──────── Stored data

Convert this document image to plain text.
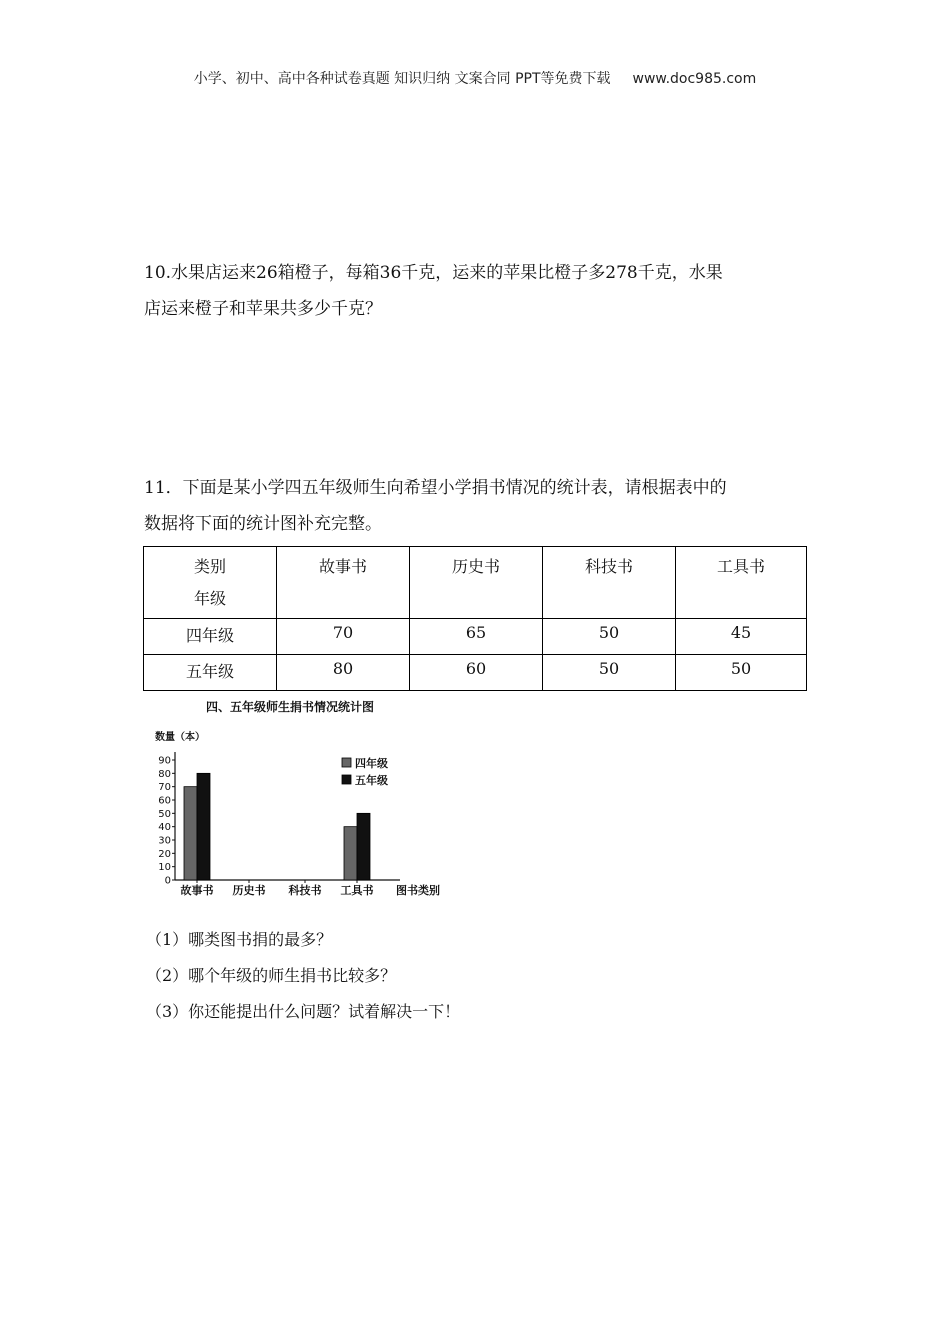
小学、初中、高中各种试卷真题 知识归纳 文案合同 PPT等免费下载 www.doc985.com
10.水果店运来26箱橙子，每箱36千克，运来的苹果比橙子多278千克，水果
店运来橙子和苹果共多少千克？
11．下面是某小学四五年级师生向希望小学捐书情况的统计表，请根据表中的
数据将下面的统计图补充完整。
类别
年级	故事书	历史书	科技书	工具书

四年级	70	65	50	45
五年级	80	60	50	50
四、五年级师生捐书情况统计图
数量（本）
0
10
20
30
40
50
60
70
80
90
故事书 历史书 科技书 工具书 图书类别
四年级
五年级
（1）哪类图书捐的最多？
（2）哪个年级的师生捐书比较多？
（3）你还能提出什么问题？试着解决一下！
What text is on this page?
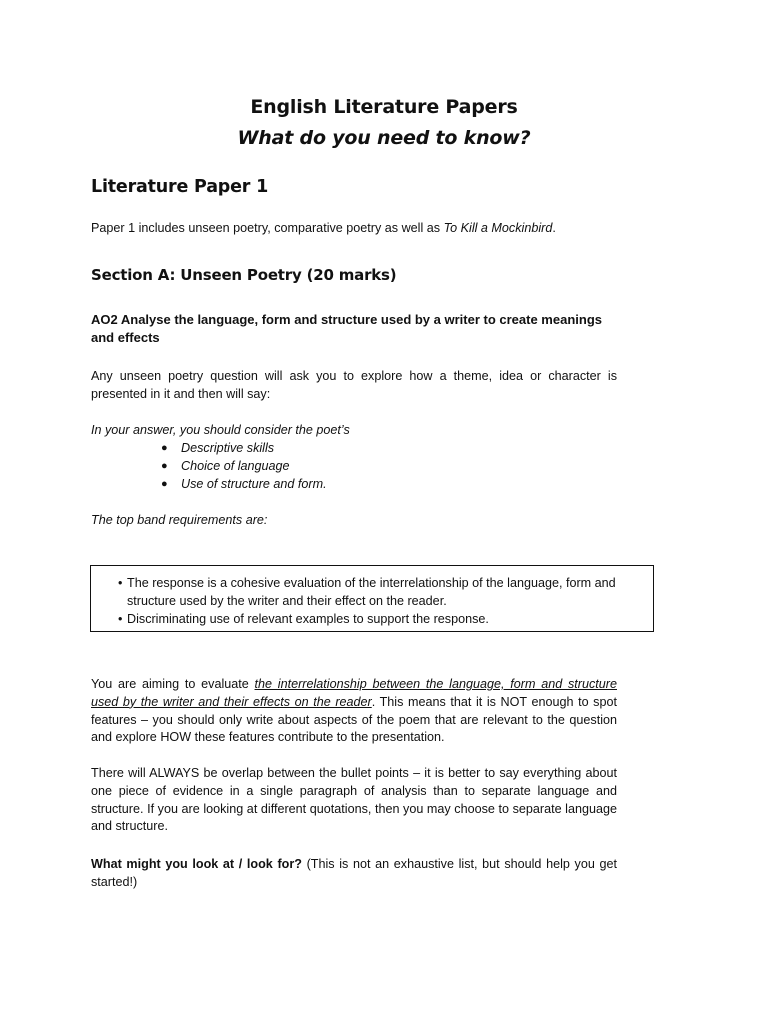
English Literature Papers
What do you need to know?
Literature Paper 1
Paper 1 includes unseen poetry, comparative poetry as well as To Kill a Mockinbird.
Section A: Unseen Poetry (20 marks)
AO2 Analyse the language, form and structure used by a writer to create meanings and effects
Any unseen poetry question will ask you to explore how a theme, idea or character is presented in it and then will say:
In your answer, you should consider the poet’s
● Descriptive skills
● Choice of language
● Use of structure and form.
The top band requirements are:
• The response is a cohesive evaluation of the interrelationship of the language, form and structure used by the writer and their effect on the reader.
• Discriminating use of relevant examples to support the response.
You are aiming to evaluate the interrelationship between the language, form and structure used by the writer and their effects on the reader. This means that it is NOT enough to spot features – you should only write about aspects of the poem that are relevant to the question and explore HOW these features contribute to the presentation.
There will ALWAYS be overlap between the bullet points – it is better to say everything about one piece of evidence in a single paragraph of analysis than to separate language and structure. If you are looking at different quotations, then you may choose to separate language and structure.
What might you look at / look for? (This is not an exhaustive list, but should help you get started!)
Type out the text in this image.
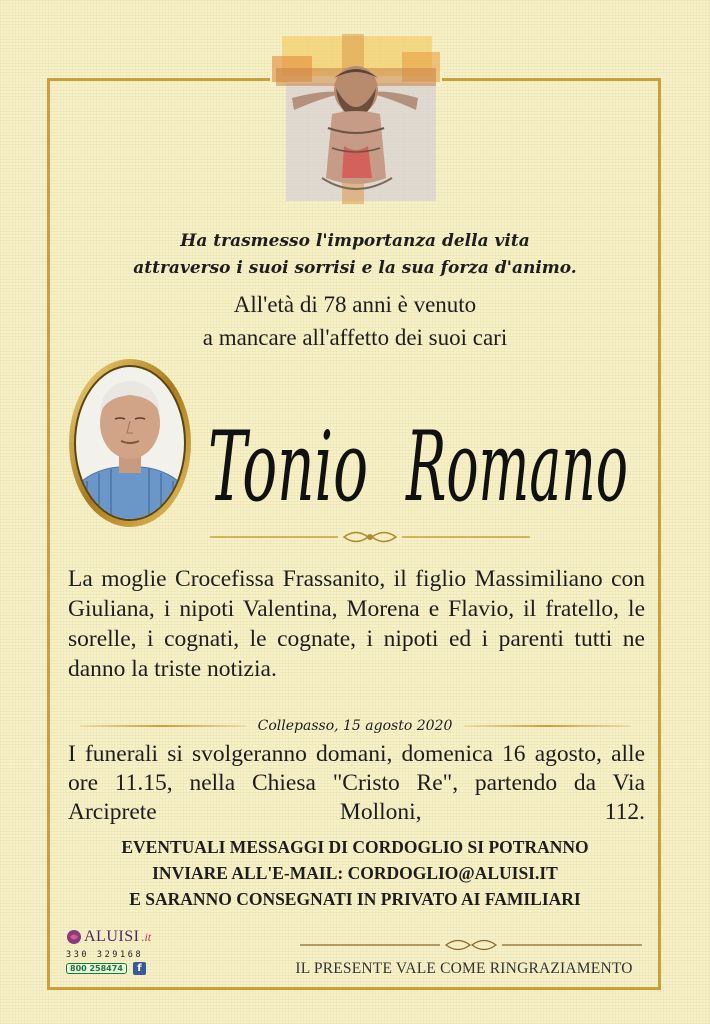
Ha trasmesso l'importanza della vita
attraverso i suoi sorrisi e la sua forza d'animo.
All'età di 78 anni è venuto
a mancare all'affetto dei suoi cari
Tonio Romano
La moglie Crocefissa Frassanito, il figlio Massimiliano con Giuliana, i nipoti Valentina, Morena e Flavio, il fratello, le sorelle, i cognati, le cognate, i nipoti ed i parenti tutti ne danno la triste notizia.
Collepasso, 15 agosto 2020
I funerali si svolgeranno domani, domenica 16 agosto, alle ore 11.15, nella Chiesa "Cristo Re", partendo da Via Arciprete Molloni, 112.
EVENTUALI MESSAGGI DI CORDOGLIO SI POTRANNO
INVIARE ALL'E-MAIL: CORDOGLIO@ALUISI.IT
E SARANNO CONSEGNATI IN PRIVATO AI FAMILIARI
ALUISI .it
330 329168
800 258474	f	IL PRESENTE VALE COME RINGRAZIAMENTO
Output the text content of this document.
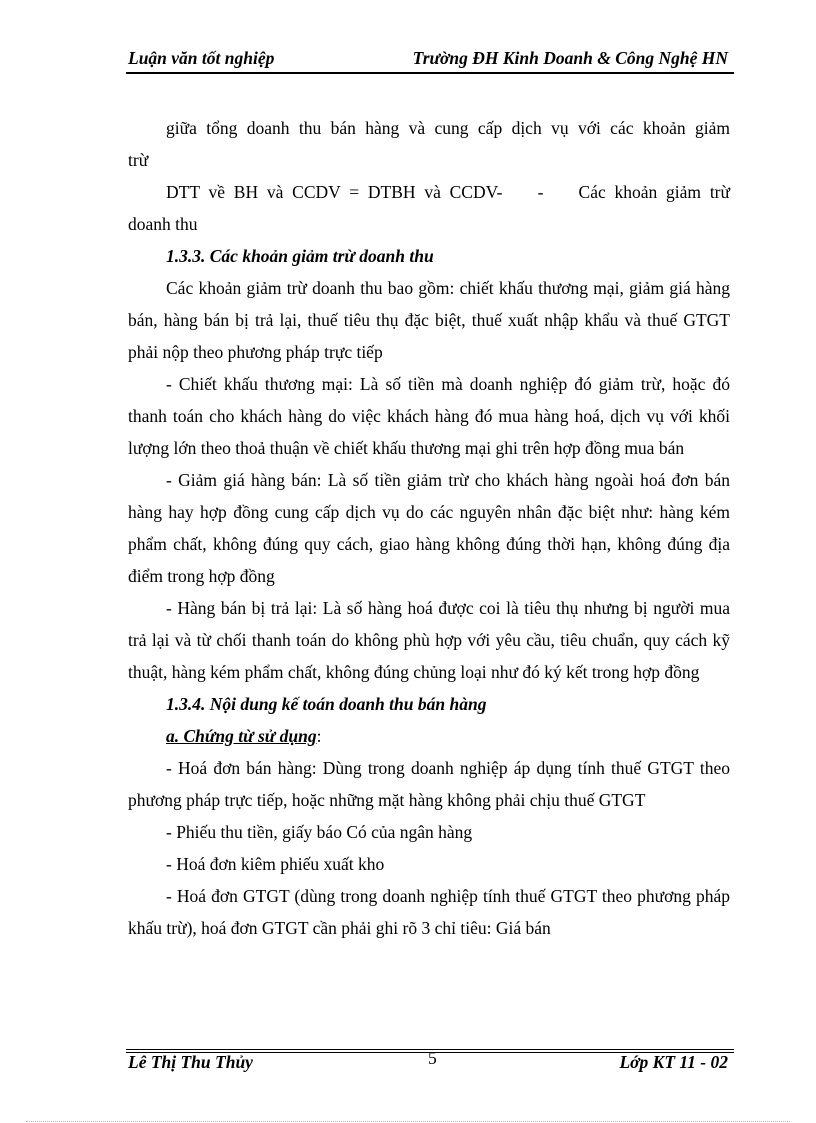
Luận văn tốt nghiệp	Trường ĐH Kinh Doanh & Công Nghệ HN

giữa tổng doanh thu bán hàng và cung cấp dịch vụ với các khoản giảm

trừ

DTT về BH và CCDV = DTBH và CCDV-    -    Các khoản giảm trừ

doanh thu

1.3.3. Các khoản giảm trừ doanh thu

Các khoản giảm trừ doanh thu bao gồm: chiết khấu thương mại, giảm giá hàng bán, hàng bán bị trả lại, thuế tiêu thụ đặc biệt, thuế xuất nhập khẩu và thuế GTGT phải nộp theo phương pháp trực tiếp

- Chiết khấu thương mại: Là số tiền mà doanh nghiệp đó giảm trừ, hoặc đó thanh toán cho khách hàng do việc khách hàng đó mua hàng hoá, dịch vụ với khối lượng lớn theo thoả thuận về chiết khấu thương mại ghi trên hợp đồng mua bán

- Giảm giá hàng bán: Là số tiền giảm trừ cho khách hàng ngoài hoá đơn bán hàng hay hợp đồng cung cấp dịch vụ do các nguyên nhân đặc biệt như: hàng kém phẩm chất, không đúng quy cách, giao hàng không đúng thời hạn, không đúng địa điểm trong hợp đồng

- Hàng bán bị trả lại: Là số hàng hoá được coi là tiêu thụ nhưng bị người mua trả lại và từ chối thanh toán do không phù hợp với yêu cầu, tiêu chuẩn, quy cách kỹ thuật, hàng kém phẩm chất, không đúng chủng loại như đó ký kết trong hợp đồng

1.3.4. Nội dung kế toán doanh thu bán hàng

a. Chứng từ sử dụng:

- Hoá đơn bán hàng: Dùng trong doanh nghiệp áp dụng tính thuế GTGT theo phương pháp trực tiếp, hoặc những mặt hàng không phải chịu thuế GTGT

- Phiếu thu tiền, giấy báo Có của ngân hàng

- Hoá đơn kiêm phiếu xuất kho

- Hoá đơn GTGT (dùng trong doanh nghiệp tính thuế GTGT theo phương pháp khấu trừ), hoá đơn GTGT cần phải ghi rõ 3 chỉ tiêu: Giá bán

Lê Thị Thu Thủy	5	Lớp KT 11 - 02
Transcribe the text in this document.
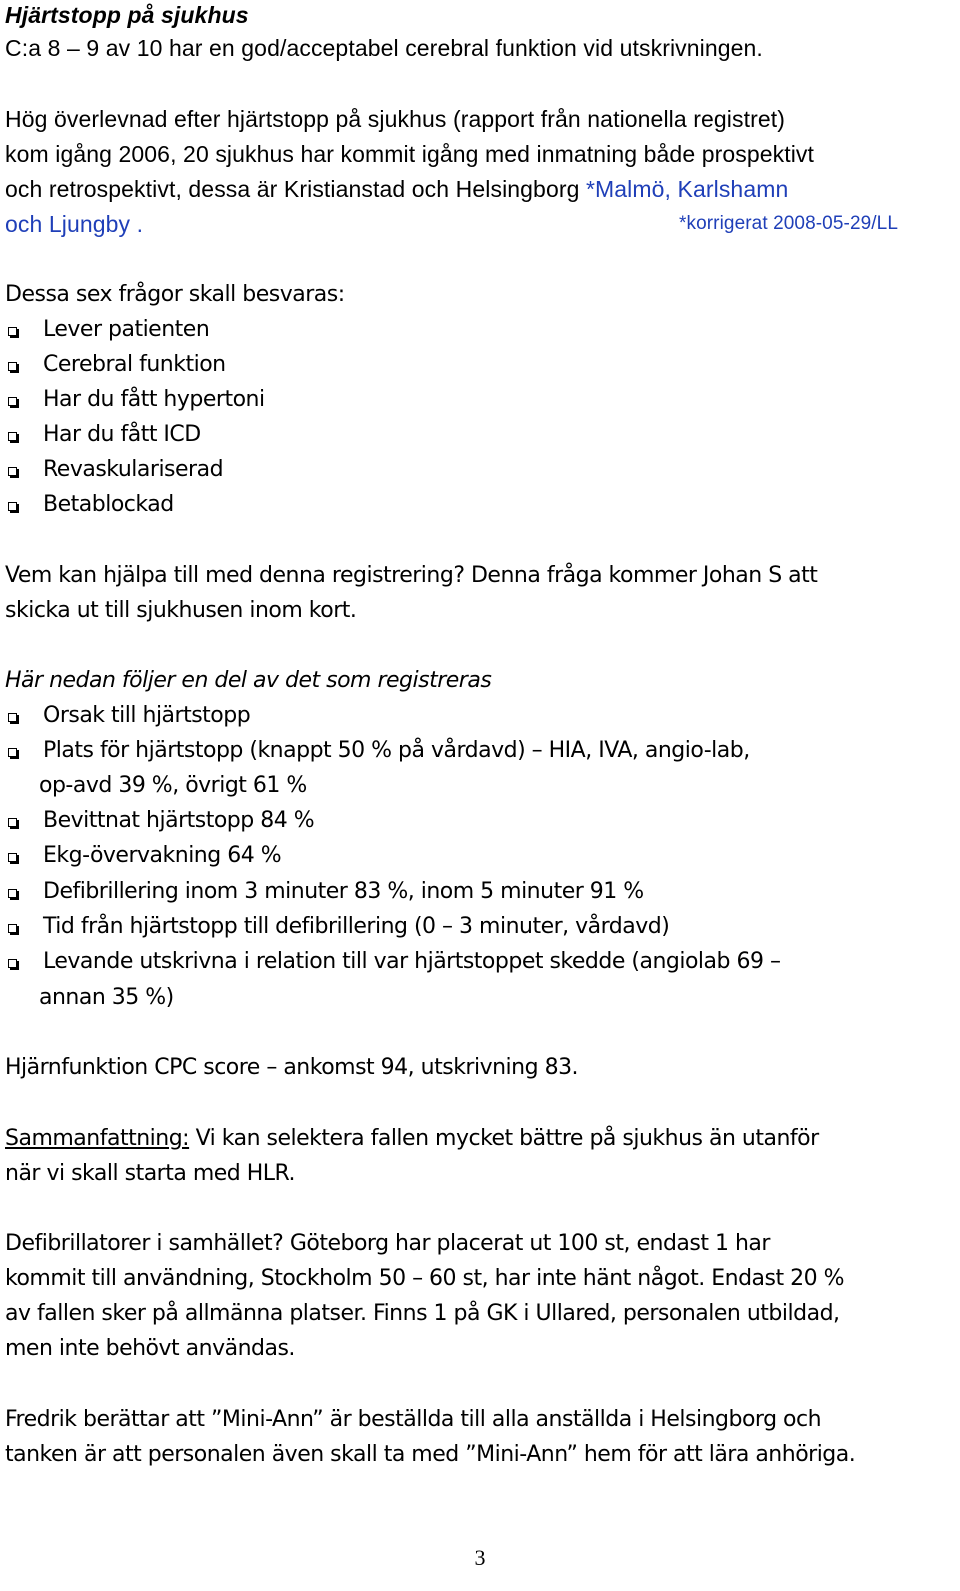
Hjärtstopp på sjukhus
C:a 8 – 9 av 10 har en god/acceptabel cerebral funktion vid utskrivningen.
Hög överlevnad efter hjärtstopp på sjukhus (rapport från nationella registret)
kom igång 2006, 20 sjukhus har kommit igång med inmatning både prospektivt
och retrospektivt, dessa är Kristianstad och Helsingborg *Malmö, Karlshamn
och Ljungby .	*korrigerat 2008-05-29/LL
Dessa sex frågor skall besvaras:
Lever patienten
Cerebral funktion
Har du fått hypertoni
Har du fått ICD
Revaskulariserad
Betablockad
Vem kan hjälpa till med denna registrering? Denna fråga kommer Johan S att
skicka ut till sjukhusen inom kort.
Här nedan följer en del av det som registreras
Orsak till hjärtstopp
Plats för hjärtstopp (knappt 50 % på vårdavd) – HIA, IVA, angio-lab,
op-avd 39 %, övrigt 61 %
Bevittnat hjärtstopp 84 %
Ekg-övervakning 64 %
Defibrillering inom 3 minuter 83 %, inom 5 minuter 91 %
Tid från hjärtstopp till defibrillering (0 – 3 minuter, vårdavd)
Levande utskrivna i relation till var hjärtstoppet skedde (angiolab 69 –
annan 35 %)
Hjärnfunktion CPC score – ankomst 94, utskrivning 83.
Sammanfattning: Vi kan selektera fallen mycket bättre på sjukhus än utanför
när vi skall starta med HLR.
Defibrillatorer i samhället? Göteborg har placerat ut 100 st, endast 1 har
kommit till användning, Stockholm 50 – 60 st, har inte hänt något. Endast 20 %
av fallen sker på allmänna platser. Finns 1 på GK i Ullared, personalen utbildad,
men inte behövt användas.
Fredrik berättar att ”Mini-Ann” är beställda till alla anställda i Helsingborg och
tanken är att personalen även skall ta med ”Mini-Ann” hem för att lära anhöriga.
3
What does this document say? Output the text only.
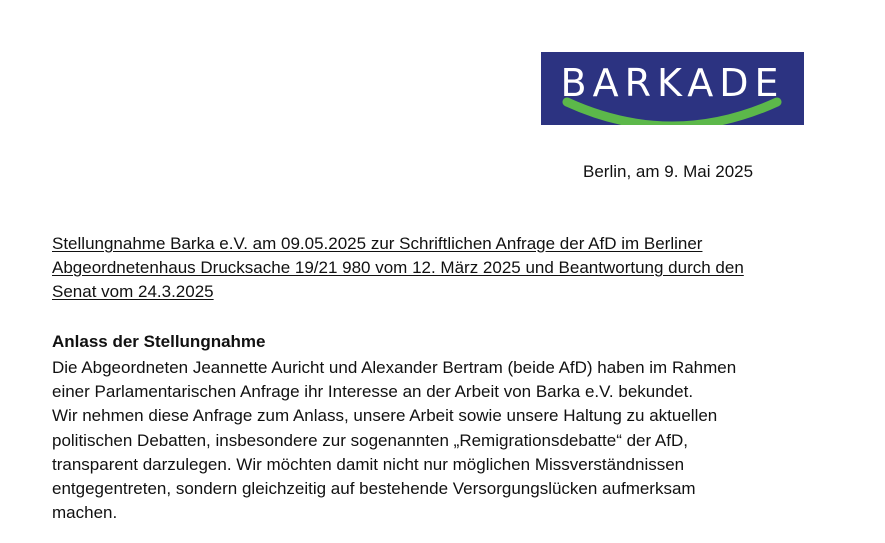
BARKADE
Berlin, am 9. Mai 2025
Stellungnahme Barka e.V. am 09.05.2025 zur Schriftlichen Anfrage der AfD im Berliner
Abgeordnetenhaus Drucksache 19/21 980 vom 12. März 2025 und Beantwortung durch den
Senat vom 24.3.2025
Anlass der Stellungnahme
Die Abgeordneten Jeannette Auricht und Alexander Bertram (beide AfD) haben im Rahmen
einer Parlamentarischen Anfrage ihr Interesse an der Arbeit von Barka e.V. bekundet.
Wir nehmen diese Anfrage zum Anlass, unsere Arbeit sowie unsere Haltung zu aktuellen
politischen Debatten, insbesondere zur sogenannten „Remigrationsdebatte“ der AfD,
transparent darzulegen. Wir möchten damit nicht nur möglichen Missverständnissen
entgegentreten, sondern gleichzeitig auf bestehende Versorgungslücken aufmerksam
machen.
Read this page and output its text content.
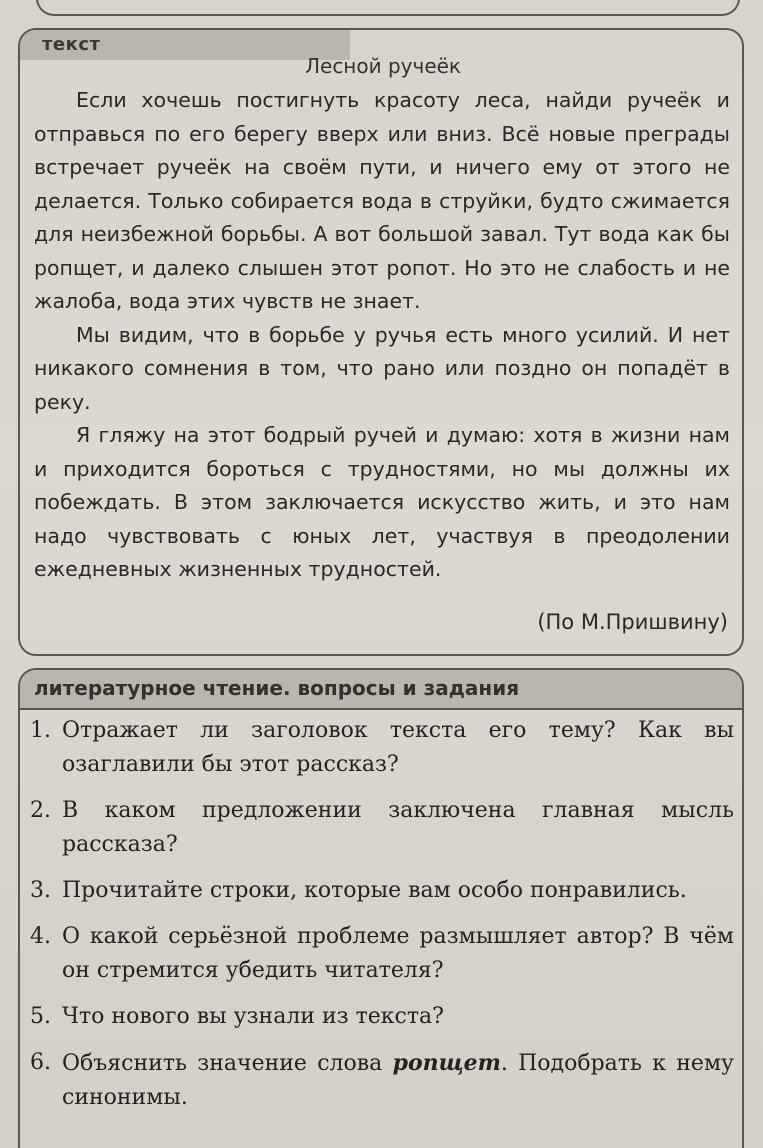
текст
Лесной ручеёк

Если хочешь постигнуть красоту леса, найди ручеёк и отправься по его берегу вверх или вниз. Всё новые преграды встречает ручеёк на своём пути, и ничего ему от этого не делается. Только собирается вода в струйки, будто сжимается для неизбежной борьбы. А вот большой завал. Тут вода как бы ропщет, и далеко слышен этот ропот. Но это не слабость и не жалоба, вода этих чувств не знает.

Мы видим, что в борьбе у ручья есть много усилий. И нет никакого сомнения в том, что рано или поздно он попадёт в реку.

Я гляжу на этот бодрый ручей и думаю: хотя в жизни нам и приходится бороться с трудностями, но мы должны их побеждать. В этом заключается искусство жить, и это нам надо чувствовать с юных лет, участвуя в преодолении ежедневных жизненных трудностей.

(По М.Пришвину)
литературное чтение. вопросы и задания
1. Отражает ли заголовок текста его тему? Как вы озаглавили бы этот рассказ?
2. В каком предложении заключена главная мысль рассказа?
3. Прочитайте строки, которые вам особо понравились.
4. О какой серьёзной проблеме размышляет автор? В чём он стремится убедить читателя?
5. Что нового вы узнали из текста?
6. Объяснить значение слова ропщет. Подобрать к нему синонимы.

────────────────

Aim
Identify which lines contain the word "vårdavd" and copy each one.

Output for this task
Plats för hjärtstopp (knappt 50 % på vårdavd) – HIA, IVA, angio-lab,
Tid från hjärtstopp till defibrillering (0 – 3 minuter, vårdavd)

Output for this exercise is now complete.